Output every entry exactly as written.

Rows
^^^^^^^^^^^^^^^^
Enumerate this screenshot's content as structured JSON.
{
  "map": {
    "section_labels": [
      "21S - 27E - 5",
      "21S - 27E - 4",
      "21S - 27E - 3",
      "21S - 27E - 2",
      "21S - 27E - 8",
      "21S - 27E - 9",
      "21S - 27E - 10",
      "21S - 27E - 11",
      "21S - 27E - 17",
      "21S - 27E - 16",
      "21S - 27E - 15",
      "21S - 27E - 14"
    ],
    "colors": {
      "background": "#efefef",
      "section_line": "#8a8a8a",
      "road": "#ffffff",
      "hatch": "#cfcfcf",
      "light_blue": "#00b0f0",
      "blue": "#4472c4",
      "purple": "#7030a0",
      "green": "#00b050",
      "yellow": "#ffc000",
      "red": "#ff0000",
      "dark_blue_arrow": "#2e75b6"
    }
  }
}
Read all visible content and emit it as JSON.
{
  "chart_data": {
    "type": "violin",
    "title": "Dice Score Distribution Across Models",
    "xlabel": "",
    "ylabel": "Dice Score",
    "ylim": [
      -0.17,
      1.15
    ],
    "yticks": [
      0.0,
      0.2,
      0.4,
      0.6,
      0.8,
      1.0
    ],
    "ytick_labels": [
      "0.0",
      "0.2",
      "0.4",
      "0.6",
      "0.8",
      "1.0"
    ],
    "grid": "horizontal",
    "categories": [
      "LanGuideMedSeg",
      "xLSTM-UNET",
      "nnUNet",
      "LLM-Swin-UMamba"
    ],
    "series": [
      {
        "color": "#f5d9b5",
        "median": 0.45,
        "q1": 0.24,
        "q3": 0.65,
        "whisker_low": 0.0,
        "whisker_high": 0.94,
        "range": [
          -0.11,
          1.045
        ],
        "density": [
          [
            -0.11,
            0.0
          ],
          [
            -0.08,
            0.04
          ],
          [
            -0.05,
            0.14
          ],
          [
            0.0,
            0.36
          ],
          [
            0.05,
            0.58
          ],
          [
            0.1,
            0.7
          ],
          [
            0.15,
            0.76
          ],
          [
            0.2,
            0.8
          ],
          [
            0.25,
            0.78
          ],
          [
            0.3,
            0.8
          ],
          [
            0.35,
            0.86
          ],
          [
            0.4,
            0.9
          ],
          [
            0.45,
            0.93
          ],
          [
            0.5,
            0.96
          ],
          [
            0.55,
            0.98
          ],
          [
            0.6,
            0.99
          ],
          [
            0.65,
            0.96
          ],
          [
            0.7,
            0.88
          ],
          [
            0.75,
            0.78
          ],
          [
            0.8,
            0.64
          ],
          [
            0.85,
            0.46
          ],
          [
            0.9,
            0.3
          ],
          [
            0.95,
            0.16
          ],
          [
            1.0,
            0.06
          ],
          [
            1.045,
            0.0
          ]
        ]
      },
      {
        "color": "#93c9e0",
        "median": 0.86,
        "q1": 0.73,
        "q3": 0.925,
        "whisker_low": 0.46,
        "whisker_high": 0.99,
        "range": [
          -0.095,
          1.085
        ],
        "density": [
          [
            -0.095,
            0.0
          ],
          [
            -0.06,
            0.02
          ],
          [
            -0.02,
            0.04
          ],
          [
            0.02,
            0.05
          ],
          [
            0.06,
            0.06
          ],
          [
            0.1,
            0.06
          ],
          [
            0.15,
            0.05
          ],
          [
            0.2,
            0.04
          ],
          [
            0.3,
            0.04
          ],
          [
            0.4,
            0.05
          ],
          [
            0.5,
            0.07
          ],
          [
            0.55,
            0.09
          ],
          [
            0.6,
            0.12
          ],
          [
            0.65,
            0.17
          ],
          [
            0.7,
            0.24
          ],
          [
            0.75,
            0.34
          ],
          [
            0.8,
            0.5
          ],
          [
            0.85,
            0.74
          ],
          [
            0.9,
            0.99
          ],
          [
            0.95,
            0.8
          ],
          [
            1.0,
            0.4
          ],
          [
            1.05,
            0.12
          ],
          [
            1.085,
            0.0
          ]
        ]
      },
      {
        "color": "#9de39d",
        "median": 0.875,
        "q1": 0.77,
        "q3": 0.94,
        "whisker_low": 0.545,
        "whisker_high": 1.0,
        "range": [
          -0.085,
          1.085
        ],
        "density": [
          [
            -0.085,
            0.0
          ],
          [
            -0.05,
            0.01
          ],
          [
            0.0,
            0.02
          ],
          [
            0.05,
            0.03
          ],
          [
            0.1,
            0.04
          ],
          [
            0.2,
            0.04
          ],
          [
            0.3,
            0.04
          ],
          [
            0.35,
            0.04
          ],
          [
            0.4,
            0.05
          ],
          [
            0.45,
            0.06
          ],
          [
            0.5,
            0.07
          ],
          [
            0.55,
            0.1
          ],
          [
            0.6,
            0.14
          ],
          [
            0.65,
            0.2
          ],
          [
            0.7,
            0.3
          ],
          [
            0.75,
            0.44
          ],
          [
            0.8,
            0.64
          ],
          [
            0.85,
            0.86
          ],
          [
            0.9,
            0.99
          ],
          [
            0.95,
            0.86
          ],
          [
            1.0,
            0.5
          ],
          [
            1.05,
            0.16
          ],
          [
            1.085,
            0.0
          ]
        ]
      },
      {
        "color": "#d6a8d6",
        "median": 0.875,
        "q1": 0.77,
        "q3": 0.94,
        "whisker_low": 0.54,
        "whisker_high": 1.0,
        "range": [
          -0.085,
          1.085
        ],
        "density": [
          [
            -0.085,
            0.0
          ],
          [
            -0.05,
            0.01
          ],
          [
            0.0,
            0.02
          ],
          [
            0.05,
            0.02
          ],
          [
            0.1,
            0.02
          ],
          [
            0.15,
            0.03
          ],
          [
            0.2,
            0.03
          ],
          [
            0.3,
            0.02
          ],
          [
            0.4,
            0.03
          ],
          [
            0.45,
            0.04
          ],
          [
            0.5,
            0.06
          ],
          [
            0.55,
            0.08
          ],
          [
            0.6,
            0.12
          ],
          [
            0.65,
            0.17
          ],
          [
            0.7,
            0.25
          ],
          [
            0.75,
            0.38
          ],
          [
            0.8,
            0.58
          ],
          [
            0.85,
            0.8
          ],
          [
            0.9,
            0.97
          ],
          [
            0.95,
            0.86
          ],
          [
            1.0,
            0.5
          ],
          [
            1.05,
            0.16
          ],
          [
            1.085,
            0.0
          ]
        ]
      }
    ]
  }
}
^^^^^^^^^^^^^^^^
Result for this exercise
Enumerate this screenshot's content as structured JSON.
{
  "map": {
    "section_labels": [
      "21S - 27E - 5",
      "21S - 27E - 4",
      "21S - 27E - 3",
      "21S - 27E - 2",
      "21S - 27E - 8",
      "21S - 27E - 9",
      "21S - 27E - 10",
      "21S - 27E - 11",
      "21S - 27E - 17",
      "21S - 27E - 16",
      "21S - 27E - 15",
      "21S - 27E - 14"
    ],
    "colors": {
      "background": "#efefef",
      "section_line": "#8a8a8a",
      "road": "#ffffff",
      "hatch": "#cfcfcf",
      "light_blue": "#00b0f0",
      "blue": "#4472c4",
      "purple": "#7030a0",
      "green": "#00b050",
      "yellow": "#ffc000",
      "red": "#ff0000",
      "dark_blue_arrow": "#2e75b6"
    }
  }
}
Read all visible content and emit it as JSON.
{
  "chart_data": {
    "type": "violin",
    "title": "Dice Score Distribution Across Models",
    "xlabel": "",
    "ylabel": "Dice Score",
    "ylim": [
      -0.17,
      1.15
    ],
    "yticks": [
      0.0,
      0.2,
      0.4,
      0.6,
      0.8,
      1.0
    ],
    "ytick_labels": [
      "0.0",
      "0.2",
      "0.4",
      "0.6",
      "0.8",
      "1.0"
    ],
    "grid": "horizontal",
    "categories": [
      "LanGuideMedSeg",
      "xLSTM-UNET",
      "nnUNet",
      "LLM-Swin-UMamba"
    ],
    "series": [
      {
        "color": "#f5d9b5",
        "median": 0.45,
        "q1": 0.24,
        "q3": 0.65,
        "whisker_low": 0.0,
        "whisker_high": 0.94,
        "range": [
          -0.11,
          1.045
        ],
        "density": [
          [
            -0.11,
            0.0
          ],
          [
            -0.08,
            0.04
          ],
          [
            -0.05,
            0.14
          ],
          [
            0.0,
            0.36
          ],
          [
            0.05,
            0.58
          ],
          [
            0.1,
            0.7
          ],
          [
            0.15,
            0.76
          ],
          [
            0.2,
            0.8
          ],
          [
            0.25,
            0.78
          ],
          [
            0.3,
            0.8
          ],
          [
            0.35,
            0.86
          ],
          [
            0.4,
            0.9
          ],
          [
            0.45,
            0.93
          ],
          [
            0.5,
            0.96
          ],
          [
            0.55,
            0.98
          ],
          [
            0.6,
            0.99
          ],
          [
            0.65,
            0.96
          ],
          [
            0.7,
            0.88
          ],
          [
            0.75,
            0.78
          ],
          [
            0.8,
            0.64
          ],
          [
            0.85,
            0.46
          ],
          [
            0.9,
            0.3
          ],
          [
            0.95,
            0.16
          ],
          [
            1.0,
            0.06
          ],
          [
            1.045,
            0.0
          ]
        ]
      },
      {
        "color": "#93c9e0",
        "median": 0.86,
        "q1": 0.73,
        "q3": 0.925,
        "whisker_low": 0.46,
        "whisker_high": 0.99,
        "range": [
          -0.095,
          1.085
        ],
        "density": [
          [
            -0.095,
            0.0
          ],
          [
            -0.06,
            0.02
          ],
          [
            -0.02,
            0.04
          ],
          [
            0.02,
            0.05
          ],
          [
            0.06,
            0.06
          ],
          [
            0.1,
            0.06
          ],
          [
            0.15,
            0.05
          ],
          [
            0.2,
            0.04
          ],
          [
            0.3,
            0.04
          ],
          [
            0.4,
            0.05
          ],
          [
            0.5,
            0.07
          ],
          [
            0.55,
            0.09
          ],
          [
            0.6,
            0.12
          ],
          [
            0.65,
            0.17
          ],
          [
            0.7,
            0.24
          ],
          [
            0.75,
            0.34
          ],
          [
            0.8,
            0.5
          ],
          [
            0.85,
            0.74
          ],
          [
            0.9,
            0.99
          ],
          [
            0.95,
            0.8
          ],
          [
            1.0,
            0.4
          ],
          [
            1.05,
            0.12
          ],
          [
            1.085,
            0.0
          ]
        ]
      },
      {
        "color": "#9de39d",
        "median": 0.875,
        "q1": 0.77,
        "q3": 0.94,
        "whisker_low": 0.545,
        "whisker_high": 1.0,
        "range": [
          -0.085,
          1.085
        ],
        "density": [
          [
            -0.085,
            0.0
          ],
          [
            -0.05,
            0.01
          ],
          [
            0.0,
            0.02
          ],
          [
            0.05,
            0.03
          ],
          [
            0.1,
            0.04
          ],
          [
            0.2,
            0.04
          ],
          [
            0.3,
            0.04
          ],
          [
            0.35,
            0.04
          ],
          [
            0.4,
            0.05
          ],
          [
            0.45,
            0.06
          ],
          [
            0.5,
            0.07
          ],
          [
            0.55,
            0.1
          ],
          [
            0.6,
            0.14
          ],
          [
            0.65,
            0.2
          ],
          [
            0.7,
            0.3
          ],
          [
            0.75,
            0.44
          ],
          [
            0.8,
            0.64
          ],
          [
            0.85,
            0.86
          ],
          [
            0.9,
            0.99
          ],
          [
            0.95,
            0.86
          ],
          [
            1.0,
            0.5
          ],
          [
            1.05,
            0.16
          ],
          [
            1.085,
            0.0
          ]
        ]
      },
      {
        "color": "#d6a8d6",
        "median": 0.875,
        "q1": 0.77,
        "q3": 0.94,
        "whisker_low": 0.54,
        "whisker_high": 1.0,
        "range": [
          -0.085,
          1.085
        ],
        "density": [
          [
            -0.085,
            0.0
          ],
          [
            -0.05,
            0.01
          ],
          [
            0.0,
            0.02
          ],
          [
            0.05,
            0.02
          ],
          [
            0.1,
            0.02
          ],
          [
            0.15,
            0.03
          ],
          [
            0.2,
            0.03
          ],
          [
            0.3,
            0.02
          ],
          [
            0.4,
            0.03
          ],
          [
            0.45,
            0.04
          ],
          [
            0.5,
            0.06
          ],
          [
            0.55,
            0.08
          ],
          [
            0.6,
            0.12
          ],
          [
            0.65,
            0.17
          ],
          [
            0.7,
            0.25
          ],
          [
            0.75,
            0.38
          ],
          [
            0.8,
            0.58
          ],
          [
            0.85,
            0.8
          ],
          [
            0.9,
            0.97
          ],
          [
            0.95,
            0.86
          ],
          [
            1.0,
            0.5
          ],
          [
            1.05,
            0.16
          ],
          [
            1.085,
            0.0
          ]
        ]
      }
    ]
  }
}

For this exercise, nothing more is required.